(Records about charts and figures)

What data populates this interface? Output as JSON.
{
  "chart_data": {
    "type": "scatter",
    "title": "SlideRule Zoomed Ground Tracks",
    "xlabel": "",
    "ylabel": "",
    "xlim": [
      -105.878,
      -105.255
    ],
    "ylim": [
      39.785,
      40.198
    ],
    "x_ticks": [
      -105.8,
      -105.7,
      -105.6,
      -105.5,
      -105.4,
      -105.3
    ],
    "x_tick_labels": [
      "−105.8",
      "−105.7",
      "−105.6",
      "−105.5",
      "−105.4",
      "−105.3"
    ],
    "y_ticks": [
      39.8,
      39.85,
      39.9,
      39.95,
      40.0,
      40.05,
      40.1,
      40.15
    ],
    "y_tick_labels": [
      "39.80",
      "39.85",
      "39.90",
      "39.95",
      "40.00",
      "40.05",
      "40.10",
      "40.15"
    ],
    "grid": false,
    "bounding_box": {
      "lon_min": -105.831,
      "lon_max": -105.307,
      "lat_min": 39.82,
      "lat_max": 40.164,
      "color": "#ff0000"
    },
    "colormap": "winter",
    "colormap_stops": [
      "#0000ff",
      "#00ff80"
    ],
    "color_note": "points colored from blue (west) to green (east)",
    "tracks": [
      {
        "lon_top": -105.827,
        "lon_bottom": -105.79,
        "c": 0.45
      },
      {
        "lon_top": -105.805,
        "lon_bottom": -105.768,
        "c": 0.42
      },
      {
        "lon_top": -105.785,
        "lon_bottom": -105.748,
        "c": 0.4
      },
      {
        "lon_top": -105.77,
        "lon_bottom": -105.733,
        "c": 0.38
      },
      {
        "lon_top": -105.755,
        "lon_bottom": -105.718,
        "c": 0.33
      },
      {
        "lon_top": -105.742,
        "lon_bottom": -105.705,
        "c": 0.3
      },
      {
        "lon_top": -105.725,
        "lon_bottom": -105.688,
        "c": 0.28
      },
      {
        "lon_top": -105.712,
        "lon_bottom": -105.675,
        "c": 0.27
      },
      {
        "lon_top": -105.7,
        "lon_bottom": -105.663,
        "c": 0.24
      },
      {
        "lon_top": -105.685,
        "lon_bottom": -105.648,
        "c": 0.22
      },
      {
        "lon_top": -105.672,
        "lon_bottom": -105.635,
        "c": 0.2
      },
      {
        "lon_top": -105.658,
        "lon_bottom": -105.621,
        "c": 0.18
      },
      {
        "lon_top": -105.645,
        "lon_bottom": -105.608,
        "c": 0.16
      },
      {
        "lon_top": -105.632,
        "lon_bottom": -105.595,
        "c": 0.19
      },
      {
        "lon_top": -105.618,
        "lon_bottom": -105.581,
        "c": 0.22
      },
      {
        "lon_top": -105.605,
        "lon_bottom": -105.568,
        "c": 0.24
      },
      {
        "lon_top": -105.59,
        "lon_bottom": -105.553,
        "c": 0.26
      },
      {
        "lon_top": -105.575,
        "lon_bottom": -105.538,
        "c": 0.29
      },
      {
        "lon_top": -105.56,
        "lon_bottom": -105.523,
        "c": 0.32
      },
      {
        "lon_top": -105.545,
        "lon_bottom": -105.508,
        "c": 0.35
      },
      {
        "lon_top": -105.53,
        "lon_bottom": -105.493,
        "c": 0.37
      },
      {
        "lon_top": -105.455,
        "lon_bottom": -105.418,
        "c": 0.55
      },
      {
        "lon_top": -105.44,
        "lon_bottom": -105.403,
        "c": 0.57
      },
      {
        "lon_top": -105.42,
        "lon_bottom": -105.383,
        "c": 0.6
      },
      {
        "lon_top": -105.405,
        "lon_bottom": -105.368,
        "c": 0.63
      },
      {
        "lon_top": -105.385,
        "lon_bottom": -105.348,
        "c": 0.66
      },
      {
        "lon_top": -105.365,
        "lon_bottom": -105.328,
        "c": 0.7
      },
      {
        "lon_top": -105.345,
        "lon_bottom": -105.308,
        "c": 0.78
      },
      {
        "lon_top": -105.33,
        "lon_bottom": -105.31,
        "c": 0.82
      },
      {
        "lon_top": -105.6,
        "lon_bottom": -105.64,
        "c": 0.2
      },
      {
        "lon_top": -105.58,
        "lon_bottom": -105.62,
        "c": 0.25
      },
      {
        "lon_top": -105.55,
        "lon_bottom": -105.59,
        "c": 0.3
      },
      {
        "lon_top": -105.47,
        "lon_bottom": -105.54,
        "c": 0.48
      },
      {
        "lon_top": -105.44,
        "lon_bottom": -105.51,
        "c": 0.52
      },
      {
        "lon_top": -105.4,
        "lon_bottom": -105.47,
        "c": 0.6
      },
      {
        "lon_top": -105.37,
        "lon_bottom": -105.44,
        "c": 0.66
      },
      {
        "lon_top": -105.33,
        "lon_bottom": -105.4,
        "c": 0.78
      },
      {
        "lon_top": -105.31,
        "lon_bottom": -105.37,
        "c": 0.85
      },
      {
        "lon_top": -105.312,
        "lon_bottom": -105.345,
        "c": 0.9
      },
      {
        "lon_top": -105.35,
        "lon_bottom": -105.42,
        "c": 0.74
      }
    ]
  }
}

## GOAL
Working from the material above, retype it in its entirety without change.

## THE OUTPUT
What data populates this interface? Output as JSON.
{
  "chart_data": {
    "type": "scatter",
    "title": "SlideRule Zoomed Ground Tracks",
    "xlabel": "",
    "ylabel": "",
    "xlim": [
      -105.878,
      -105.255
    ],
    "ylim": [
      39.785,
      40.198
    ],
    "x_ticks": [
      -105.8,
      -105.7,
      -105.6,
      -105.5,
      -105.4,
      -105.3
    ],
    "x_tick_labels": [
      "−105.8",
      "−105.7",
      "−105.6",
      "−105.5",
      "−105.4",
      "−105.3"
    ],
    "y_ticks": [
      39.8,
      39.85,
      39.9,
      39.95,
      40.0,
      40.05,
      40.1,
      40.15
    ],
    "y_tick_labels": [
      "39.80",
      "39.85",
      "39.90",
      "39.95",
      "40.00",
      "40.05",
      "40.10",
      "40.15"
    ],
    "grid": false,
    "bounding_box": {
      "lon_min": -105.831,
      "lon_max": -105.307,
      "lat_min": 39.82,
      "lat_max": 40.164,
      "color": "#ff0000"
    },
    "colormap": "winter",
    "colormap_stops": [
      "#0000ff",
      "#00ff80"
    ],
    "color_note": "points colored from blue (west) to green (east)",
    "tracks": [
      {
        "lon_top": -105.827,
        "lon_bottom": -105.79,
        "c": 0.45
      },
      {
        "lon_top": -105.805,
        "lon_bottom": -105.768,
        "c": 0.42
      },
      {
        "lon_top": -105.785,
        "lon_bottom": -105.748,
        "c": 0.4
      },
      {
        "lon_top": -105.77,
        "lon_bottom": -105.733,
        "c": 0.38
      },
      {
        "lon_top": -105.755,
        "lon_bottom": -105.718,
        "c": 0.33
      },
      {
        "lon_top": -105.742,
        "lon_bottom": -105.705,
        "c": 0.3
      },
      {
        "lon_top": -105.725,
        "lon_bottom": -105.688,
        "c": 0.28
      },
      {
        "lon_top": -105.712,
        "lon_bottom": -105.675,
        "c": 0.27
      },
      {
        "lon_top": -105.7,
        "lon_bottom": -105.663,
        "c": 0.24
      },
      {
        "lon_top": -105.685,
        "lon_bottom": -105.648,
        "c": 0.22
      },
      {
        "lon_top": -105.672,
        "lon_bottom": -105.635,
        "c": 0.2
      },
      {
        "lon_top": -105.658,
        "lon_bottom": -105.621,
        "c": 0.18
      },
      {
        "lon_top": -105.645,
        "lon_bottom": -105.608,
        "c": 0.16
      },
      {
        "lon_top": -105.632,
        "lon_bottom": -105.595,
        "c": 0.19
      },
      {
        "lon_top": -105.618,
        "lon_bottom": -105.581,
        "c": 0.22
      },
      {
        "lon_top": -105.605,
        "lon_bottom": -105.568,
        "c": 0.24
      },
      {
        "lon_top": -105.59,
        "lon_bottom": -105.553,
        "c": 0.26
      },
      {
        "lon_top": -105.575,
        "lon_bottom": -105.538,
        "c": 0.29
      },
      {
        "lon_top": -105.56,
        "lon_bottom": -105.523,
        "c": 0.32
      },
      {
        "lon_top": -105.545,
        "lon_bottom": -105.508,
        "c": 0.35
      },
      {
        "lon_top": -105.53,
        "lon_bottom": -105.493,
        "c": 0.37
      },
      {
        "lon_top": -105.455,
        "lon_bottom": -105.418,
        "c": 0.55
      },
      {
        "lon_top": -105.44,
        "lon_bottom": -105.403,
        "c": 0.57
      },
      {
        "lon_top": -105.42,
        "lon_bottom": -105.383,
        "c": 0.6
      },
      {
        "lon_top": -105.405,
        "lon_bottom": -105.368,
        "c": 0.63
      },
      {
        "lon_top": -105.385,
        "lon_bottom": -105.348,
        "c": 0.66
      },
      {
        "lon_top": -105.365,
        "lon_bottom": -105.328,
        "c": 0.7
      },
      {
        "lon_top": -105.345,
        "lon_bottom": -105.308,
        "c": 0.78
      },
      {
        "lon_top": -105.33,
        "lon_bottom": -105.31,
        "c": 0.82
      },
      {
        "lon_top": -105.6,
        "lon_bottom": -105.64,
        "c": 0.2
      },
      {
        "lon_top": -105.58,
        "lon_bottom": -105.62,
        "c": 0.25
      },
      {
        "lon_top": -105.55,
        "lon_bottom": -105.59,
        "c": 0.3
      },
      {
        "lon_top": -105.47,
        "lon_bottom": -105.54,
        "c": 0.48
      },
      {
        "lon_top": -105.44,
        "lon_bottom": -105.51,
        "c": 0.52
      },
      {
        "lon_top": -105.4,
        "lon_bottom": -105.47,
        "c": 0.6
      },
      {
        "lon_top": -105.37,
        "lon_bottom": -105.44,
        "c": 0.66
      },
      {
        "lon_top": -105.33,
        "lon_bottom": -105.4,
        "c": 0.78
      },
      {
        "lon_top": -105.31,
        "lon_bottom": -105.37,
        "c": 0.85
      },
      {
        "lon_top": -105.312,
        "lon_bottom": -105.345,
        "c": 0.9
      },
      {
        "lon_top": -105.35,
        "lon_bottom": -105.42,
        "c": 0.74
      }
    ]
  }
}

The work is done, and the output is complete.